(Stored data)
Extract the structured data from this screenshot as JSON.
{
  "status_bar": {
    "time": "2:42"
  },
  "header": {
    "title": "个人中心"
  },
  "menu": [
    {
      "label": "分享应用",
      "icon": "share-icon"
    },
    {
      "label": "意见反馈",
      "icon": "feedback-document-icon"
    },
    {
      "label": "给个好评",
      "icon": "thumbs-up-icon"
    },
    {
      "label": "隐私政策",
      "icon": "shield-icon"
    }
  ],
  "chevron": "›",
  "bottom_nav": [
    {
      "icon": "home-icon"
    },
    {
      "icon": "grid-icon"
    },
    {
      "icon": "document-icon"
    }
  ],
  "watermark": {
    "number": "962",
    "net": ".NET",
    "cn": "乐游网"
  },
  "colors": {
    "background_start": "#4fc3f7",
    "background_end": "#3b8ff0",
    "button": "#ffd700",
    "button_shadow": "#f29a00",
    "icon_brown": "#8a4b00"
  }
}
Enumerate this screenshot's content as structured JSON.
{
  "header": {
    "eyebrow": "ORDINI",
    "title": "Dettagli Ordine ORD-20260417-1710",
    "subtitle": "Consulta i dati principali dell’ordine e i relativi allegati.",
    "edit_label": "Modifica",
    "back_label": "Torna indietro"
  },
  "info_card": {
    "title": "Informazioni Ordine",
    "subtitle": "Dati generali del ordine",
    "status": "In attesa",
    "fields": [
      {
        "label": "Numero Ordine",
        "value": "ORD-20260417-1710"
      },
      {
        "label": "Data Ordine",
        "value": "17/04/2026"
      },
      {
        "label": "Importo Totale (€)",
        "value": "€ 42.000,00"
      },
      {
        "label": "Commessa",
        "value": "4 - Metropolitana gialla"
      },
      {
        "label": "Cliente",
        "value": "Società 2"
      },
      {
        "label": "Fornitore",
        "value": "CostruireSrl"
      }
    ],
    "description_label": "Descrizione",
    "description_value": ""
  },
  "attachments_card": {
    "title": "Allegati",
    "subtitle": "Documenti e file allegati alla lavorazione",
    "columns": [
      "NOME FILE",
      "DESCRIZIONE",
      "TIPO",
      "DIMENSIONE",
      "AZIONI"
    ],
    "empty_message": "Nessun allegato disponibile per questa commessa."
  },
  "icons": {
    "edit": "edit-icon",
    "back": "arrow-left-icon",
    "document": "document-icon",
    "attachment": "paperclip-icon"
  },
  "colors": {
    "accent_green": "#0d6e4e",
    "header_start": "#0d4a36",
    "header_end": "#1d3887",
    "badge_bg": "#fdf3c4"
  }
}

GOAL
Print every entry exactly as written.

SOLUTION TO THIS PROBLEM
Extract the structured data from this screenshot as JSON.
{
  "status_bar": {
    "time": "2:42"
  },
  "header": {
    "title": "个人中心"
  },
  "menu": [
    {
      "label": "分享应用",
      "icon": "share-icon"
    },
    {
      "label": "意见反馈",
      "icon": "feedback-document-icon"
    },
    {
      "label": "给个好评",
      "icon": "thumbs-up-icon"
    },
    {
      "label": "隐私政策",
      "icon": "shield-icon"
    }
  ],
  "chevron": "›",
  "bottom_nav": [
    {
      "icon": "home-icon"
    },
    {
      "icon": "grid-icon"
    },
    {
      "icon": "document-icon"
    }
  ],
  "watermark": {
    "number": "962",
    "net": ".NET",
    "cn": "乐游网"
  },
  "colors": {
    "background_start": "#4fc3f7",
    "background_end": "#3b8ff0",
    "button": "#ffd700",
    "button_shadow": "#f29a00",
    "icon_brown": "#8a4b00"
  }
}
Enumerate this screenshot's content as structured JSON.
{
  "header": {
    "eyebrow": "ORDINI",
    "title": "Dettagli Ordine ORD-20260417-1710",
    "subtitle": "Consulta i dati principali dell’ordine e i relativi allegati.",
    "edit_label": "Modifica",
    "back_label": "Torna indietro"
  },
  "info_card": {
    "title": "Informazioni Ordine",
    "subtitle": "Dati generali del ordine",
    "status": "In attesa",
    "fields": [
      {
        "label": "Numero Ordine",
        "value": "ORD-20260417-1710"
      },
      {
        "label": "Data Ordine",
        "value": "17/04/2026"
      },
      {
        "label": "Importo Totale (€)",
        "value": "€ 42.000,00"
      },
      {
        "label": "Commessa",
        "value": "4 - Metropolitana gialla"
      },
      {
        "label": "Cliente",
        "value": "Società 2"
      },
      {
        "label": "Fornitore",
        "value": "CostruireSrl"
      }
    ],
    "description_label": "Descrizione",
    "description_value": ""
  },
  "attachments_card": {
    "title": "Allegati",
    "subtitle": "Documenti e file allegati alla lavorazione",
    "columns": [
      "NOME FILE",
      "DESCRIZIONE",
      "TIPO",
      "DIMENSIONE",
      "AZIONI"
    ],
    "empty_message": "Nessun allegato disponibile per questa commessa."
  },
  "icons": {
    "edit": "edit-icon",
    "back": "arrow-left-icon",
    "document": "document-icon",
    "attachment": "paperclip-icon"
  },
  "colors": {
    "accent_green": "#0d6e4e",
    "header_start": "#0d4a36",
    "header_end": "#1d3887",
    "badge_bg": "#fdf3c4"
  }
}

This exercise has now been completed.